** WHAT TO PRODUCE **
Omit any picture, and return the remaining data exactly as written.

** SUPPLIED ENTRIES **
*****

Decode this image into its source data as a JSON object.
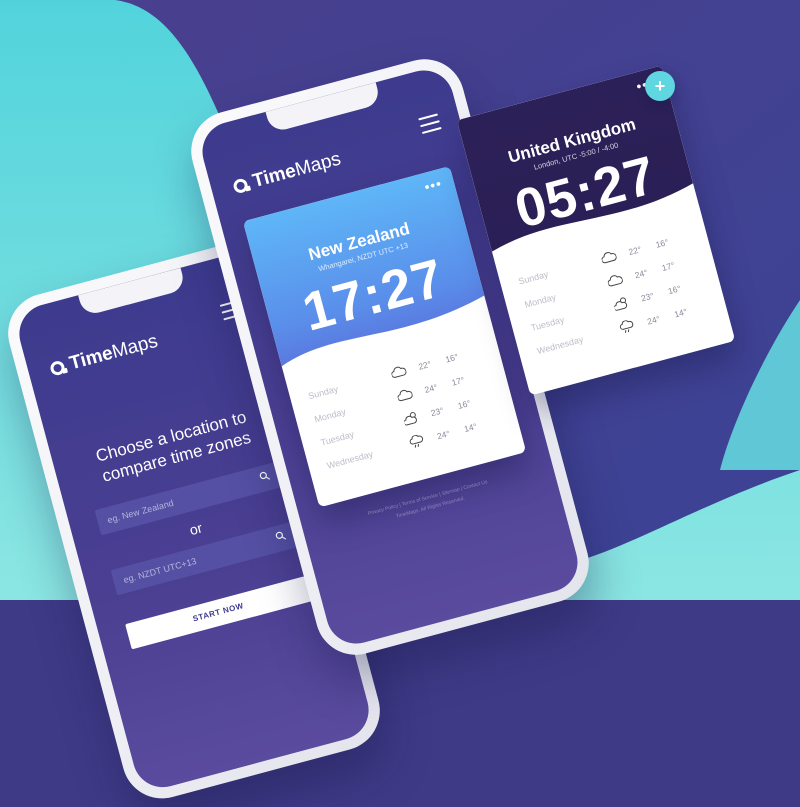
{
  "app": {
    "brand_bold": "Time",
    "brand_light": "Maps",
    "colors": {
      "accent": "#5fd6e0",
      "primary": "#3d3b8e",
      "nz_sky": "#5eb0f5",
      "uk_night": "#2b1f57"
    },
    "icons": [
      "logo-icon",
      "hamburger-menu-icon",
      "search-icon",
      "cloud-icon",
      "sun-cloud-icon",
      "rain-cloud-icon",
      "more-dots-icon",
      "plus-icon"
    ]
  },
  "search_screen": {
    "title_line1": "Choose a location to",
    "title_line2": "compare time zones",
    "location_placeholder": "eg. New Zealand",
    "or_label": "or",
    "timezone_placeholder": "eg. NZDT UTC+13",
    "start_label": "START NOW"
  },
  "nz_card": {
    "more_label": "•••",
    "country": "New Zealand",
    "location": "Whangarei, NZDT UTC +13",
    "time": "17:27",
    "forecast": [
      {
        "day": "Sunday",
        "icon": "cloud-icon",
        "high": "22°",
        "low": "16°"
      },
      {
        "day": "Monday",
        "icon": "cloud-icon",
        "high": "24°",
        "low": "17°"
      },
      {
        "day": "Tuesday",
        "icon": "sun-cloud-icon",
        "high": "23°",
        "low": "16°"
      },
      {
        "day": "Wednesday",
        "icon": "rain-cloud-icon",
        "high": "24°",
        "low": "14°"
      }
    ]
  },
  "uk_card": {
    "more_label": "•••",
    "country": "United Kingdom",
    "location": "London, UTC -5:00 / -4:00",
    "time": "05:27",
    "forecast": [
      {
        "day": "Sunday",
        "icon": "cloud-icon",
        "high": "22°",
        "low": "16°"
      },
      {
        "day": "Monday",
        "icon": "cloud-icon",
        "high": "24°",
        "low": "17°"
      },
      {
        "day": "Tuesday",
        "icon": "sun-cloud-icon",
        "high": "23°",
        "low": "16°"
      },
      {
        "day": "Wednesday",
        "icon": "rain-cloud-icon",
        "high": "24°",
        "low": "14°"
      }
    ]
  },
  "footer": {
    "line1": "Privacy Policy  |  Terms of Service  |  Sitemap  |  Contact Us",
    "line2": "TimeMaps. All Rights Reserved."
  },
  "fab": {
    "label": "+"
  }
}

*****

** CORRECT ANSWER **
Decode this image into its source data as a JSON object.
{
  "app": {
    "brand_bold": "Time",
    "brand_light": "Maps",
    "colors": {
      "accent": "#5fd6e0",
      "primary": "#3d3b8e",
      "nz_sky": "#5eb0f5",
      "uk_night": "#2b1f57"
    },
    "icons": [
      "logo-icon",
      "hamburger-menu-icon",
      "search-icon",
      "cloud-icon",
      "sun-cloud-icon",
      "rain-cloud-icon",
      "more-dots-icon",
      "plus-icon"
    ]
  },
  "search_screen": {
    "title_line1": "Choose a location to",
    "title_line2": "compare time zones",
    "location_placeholder": "eg. New Zealand",
    "or_label": "or",
    "timezone_placeholder": "eg. NZDT UTC+13",
    "start_label": "START NOW"
  },
  "nz_card": {
    "more_label": "•••",
    "country": "New Zealand",
    "location": "Whangarei, NZDT UTC +13",
    "time": "17:27",
    "forecast": [
      {
        "day": "Sunday",
        "icon": "cloud-icon",
        "high": "22°",
        "low": "16°"
      },
      {
        "day": "Monday",
        "icon": "cloud-icon",
        "high": "24°",
        "low": "17°"
      },
      {
        "day": "Tuesday",
        "icon": "sun-cloud-icon",
        "high": "23°",
        "low": "16°"
      },
      {
        "day": "Wednesday",
        "icon": "rain-cloud-icon",
        "high": "24°",
        "low": "14°"
      }
    ]
  },
  "uk_card": {
    "more_label": "•••",
    "country": "United Kingdom",
    "location": "London, UTC -5:00 / -4:00",
    "time": "05:27",
    "forecast": [
      {
        "day": "Sunday",
        "icon": "cloud-icon",
        "high": "22°",
        "low": "16°"
      },
      {
        "day": "Monday",
        "icon": "cloud-icon",
        "high": "24°",
        "low": "17°"
      },
      {
        "day": "Tuesday",
        "icon": "sun-cloud-icon",
        "high": "23°",
        "low": "16°"
      },
      {
        "day": "Wednesday",
        "icon": "rain-cloud-icon",
        "high": "24°",
        "low": "14°"
      }
    ]
  },
  "footer": {
    "line1": "Privacy Policy  |  Terms of Service  |  Sitemap  |  Contact Us",
    "line2": "TimeMaps. All Rights Reserved."
  },
  "fab": {
    "label": "+"
  }
}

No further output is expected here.